-- BEGIN --
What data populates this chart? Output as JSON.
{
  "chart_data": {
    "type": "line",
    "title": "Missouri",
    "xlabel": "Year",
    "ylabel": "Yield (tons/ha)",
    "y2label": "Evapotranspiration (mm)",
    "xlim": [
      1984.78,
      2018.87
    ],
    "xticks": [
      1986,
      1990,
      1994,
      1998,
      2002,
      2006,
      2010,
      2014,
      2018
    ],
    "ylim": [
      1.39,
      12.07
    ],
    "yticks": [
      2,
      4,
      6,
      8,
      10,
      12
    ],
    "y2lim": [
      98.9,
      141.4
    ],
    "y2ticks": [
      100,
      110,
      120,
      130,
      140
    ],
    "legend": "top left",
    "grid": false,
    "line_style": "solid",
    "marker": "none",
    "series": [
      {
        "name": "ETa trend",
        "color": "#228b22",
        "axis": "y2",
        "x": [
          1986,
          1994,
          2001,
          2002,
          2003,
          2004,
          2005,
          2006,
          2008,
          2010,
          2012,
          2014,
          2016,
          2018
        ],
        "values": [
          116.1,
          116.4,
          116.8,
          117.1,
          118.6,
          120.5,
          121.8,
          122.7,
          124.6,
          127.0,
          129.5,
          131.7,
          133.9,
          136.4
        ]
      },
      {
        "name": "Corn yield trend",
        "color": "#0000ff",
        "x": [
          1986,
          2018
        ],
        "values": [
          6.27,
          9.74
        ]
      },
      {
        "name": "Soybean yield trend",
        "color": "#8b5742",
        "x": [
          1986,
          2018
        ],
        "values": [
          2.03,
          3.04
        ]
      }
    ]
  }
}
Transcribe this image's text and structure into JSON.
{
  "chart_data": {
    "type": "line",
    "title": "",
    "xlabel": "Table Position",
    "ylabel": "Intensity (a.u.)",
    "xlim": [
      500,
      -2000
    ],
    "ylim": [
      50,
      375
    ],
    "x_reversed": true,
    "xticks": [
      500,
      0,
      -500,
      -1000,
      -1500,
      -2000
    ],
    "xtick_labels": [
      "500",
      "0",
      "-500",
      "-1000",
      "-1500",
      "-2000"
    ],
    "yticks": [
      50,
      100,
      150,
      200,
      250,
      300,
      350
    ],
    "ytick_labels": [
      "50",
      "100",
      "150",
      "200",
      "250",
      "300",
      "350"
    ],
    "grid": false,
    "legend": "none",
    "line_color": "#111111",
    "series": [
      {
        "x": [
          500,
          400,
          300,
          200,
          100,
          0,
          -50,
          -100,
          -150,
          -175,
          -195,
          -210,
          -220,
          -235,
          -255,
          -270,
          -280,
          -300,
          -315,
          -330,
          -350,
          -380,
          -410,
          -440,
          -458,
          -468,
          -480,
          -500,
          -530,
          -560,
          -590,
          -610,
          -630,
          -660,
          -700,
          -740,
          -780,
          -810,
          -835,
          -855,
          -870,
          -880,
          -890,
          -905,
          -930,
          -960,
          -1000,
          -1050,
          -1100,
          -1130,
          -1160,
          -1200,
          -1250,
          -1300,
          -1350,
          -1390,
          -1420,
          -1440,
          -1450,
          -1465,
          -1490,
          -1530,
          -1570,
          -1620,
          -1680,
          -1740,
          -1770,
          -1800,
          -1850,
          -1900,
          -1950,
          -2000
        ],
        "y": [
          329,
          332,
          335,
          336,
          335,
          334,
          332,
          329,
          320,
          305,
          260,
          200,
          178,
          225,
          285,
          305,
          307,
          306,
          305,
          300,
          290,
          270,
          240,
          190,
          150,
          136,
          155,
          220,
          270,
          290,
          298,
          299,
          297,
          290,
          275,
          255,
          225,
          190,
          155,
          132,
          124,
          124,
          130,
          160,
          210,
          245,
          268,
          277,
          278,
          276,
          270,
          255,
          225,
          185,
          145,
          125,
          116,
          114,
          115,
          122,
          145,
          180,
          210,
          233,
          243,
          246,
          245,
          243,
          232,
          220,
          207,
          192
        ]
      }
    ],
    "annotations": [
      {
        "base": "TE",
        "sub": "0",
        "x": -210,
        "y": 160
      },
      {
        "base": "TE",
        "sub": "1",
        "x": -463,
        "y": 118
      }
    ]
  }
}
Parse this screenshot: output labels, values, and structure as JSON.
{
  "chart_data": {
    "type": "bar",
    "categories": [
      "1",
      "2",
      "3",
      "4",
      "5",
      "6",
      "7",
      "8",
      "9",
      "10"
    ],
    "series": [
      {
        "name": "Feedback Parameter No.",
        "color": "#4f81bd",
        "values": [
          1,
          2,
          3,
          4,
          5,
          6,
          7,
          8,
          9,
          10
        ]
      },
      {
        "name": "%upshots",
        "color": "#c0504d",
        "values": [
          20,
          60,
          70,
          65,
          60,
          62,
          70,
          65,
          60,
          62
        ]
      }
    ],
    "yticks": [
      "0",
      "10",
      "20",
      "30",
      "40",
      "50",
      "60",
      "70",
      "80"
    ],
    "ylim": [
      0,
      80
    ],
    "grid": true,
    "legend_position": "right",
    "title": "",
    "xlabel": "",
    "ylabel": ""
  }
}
-- END --
• _Your task_:
Give back, exactly as written, the lines from the one with "Parse this screenshot: output" to the last line.

• _Output for this exercise_:
Parse this screenshot: output labels, values, and structure as JSON.
{
  "chart_data": {
    "type": "bar",
    "categories": [
      "1",
      "2",
      "3",
      "4",
      "5",
      "6",
      "7",
      "8",
      "9",
      "10"
    ],
    "series": [
      {
        "name": "Feedback Parameter No.",
        "color": "#4f81bd",
        "values": [
          1,
          2,
          3,
          4,
          5,
          6,
          7,
          8,
          9,
          10
        ]
      },
      {
        "name": "%upshots",
        "color": "#c0504d",
        "values": [
          20,
          60,
          70,
          65,
          60,
          62,
          70,
          65,
          60,
          62
        ]
      }
    ],
    "yticks": [
      "0",
      "10",
      "20",
      "30",
      "40",
      "50",
      "60",
      "70",
      "80"
    ],
    "ylim": [
      0,
      80
    ],
    "grid": true,
    "legend_position": "right",
    "title": "",
    "xlabel": "",
    "ylabel": ""
  }
}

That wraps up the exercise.